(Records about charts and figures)
════════════════
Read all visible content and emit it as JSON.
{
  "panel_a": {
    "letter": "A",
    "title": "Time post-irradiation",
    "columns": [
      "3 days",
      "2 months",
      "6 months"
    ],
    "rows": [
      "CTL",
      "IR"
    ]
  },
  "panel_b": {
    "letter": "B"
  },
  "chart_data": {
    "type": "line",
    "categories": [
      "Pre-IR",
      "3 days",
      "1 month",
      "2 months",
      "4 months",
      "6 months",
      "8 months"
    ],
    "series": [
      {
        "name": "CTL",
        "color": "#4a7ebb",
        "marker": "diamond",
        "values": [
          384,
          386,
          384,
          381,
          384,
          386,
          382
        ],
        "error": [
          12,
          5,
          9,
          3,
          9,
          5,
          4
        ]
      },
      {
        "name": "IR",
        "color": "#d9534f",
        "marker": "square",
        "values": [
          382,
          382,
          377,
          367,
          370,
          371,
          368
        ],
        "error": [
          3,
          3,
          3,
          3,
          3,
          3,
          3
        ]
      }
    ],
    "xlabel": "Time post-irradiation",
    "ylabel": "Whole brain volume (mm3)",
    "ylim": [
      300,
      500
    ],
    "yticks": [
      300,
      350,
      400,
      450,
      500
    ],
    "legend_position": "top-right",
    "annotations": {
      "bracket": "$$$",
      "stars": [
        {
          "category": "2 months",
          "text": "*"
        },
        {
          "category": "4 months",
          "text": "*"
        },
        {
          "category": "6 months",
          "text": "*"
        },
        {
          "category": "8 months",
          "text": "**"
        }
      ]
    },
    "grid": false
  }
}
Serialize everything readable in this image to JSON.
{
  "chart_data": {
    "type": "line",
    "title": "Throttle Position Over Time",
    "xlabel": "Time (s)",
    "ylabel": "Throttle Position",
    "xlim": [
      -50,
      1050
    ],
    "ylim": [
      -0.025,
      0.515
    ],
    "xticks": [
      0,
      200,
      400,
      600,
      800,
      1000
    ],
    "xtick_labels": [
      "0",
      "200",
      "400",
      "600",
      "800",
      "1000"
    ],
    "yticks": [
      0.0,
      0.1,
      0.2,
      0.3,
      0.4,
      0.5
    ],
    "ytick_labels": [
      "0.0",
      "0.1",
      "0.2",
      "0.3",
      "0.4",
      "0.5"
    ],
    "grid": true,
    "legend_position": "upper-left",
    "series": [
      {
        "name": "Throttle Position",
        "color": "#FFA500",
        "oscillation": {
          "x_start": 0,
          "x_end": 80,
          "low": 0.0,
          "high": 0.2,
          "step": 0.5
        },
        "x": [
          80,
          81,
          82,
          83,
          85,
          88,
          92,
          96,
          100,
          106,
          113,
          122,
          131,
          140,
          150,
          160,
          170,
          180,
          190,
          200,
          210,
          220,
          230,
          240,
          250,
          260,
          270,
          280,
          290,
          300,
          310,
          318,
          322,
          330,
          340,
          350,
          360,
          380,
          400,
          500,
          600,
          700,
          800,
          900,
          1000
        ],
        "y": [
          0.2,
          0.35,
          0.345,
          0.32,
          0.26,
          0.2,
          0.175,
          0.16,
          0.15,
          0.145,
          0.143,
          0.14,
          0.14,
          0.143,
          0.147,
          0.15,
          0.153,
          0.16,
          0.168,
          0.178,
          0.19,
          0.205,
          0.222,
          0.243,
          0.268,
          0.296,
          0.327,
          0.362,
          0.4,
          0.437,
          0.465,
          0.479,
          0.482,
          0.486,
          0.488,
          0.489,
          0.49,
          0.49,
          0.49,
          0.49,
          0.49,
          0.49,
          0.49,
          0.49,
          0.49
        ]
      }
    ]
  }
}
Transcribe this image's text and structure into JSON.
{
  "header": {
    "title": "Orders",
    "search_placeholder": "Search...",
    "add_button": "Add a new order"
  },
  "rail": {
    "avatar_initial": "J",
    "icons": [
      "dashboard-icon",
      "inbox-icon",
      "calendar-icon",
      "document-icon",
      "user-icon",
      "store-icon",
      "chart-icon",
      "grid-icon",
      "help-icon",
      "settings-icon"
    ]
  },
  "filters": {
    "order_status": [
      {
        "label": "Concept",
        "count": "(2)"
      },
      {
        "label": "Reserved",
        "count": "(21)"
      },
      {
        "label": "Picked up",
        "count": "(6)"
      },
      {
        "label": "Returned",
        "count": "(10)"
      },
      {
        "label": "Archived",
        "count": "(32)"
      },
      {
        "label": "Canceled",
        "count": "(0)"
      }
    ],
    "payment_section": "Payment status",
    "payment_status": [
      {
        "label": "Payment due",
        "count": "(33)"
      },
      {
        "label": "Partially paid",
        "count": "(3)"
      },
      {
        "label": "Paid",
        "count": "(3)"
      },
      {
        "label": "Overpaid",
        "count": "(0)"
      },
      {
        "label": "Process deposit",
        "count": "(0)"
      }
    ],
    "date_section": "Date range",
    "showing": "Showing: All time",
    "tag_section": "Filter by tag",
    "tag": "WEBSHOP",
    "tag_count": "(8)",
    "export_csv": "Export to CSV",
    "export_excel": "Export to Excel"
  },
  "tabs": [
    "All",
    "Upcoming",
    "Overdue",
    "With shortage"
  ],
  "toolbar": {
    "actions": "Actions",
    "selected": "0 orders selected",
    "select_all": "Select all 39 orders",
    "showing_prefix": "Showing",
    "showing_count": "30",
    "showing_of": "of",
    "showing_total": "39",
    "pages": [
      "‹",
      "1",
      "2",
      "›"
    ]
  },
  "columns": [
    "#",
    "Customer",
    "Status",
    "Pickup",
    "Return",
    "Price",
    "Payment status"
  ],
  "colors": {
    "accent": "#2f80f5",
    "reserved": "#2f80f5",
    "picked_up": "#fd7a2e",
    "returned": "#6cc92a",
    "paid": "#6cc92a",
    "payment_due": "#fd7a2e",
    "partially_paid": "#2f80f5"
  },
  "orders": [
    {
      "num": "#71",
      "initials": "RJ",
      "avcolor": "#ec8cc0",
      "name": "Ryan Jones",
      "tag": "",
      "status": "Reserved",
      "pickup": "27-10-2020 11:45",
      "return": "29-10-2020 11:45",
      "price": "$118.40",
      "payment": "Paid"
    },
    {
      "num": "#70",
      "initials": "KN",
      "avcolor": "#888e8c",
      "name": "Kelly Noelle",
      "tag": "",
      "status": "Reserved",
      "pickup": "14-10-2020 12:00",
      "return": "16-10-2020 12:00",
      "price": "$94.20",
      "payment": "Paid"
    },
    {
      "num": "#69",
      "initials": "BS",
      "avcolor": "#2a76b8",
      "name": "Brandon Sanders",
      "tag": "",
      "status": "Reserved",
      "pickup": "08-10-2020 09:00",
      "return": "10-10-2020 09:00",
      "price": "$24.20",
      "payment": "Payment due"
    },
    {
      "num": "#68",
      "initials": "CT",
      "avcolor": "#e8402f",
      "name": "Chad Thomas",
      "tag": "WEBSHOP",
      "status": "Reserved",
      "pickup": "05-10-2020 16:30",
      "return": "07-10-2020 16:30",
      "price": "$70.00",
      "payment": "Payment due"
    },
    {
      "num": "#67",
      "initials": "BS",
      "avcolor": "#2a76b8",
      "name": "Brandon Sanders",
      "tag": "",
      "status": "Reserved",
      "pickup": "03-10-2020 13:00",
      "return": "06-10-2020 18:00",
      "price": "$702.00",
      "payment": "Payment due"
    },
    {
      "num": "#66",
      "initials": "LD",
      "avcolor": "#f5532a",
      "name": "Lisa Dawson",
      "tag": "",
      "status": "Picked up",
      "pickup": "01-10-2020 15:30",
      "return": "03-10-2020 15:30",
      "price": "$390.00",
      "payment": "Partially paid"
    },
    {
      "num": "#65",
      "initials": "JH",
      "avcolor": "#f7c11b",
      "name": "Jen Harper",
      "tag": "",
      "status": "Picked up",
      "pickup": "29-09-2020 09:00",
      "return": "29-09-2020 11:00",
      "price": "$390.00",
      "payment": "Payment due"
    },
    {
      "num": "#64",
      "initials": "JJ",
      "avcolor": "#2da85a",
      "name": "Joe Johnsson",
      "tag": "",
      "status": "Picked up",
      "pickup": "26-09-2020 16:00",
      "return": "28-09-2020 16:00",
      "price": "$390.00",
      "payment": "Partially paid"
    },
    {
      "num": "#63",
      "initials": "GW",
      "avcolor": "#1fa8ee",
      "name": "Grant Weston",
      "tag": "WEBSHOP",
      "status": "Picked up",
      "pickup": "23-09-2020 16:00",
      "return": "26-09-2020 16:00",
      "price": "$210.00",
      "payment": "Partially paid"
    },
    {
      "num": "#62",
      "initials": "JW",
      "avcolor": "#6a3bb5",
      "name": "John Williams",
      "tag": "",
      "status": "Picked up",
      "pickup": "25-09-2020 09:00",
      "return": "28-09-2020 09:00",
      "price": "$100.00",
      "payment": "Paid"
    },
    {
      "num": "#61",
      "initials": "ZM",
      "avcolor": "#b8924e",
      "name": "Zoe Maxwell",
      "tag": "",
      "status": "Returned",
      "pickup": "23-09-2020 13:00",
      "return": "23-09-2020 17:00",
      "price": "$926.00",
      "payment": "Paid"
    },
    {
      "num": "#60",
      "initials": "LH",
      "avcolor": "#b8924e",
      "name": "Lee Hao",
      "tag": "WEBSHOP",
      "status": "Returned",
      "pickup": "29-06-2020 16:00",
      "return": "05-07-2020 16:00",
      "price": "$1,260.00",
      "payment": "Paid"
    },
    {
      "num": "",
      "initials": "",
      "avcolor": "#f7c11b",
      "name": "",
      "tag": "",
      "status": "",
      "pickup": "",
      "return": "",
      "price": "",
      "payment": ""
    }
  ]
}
════════════════
• _Task objective_:
Find all lines holding the string "months" and copy them.

• _Output for this exercise_:
      "2 months",
      "6 months"
      "2 months",
      "4 months",
      "6 months",
      "8 months"
          "category": "2 months",
          "category": "4 months",
          "category": "6 months",
          "category": "8 months",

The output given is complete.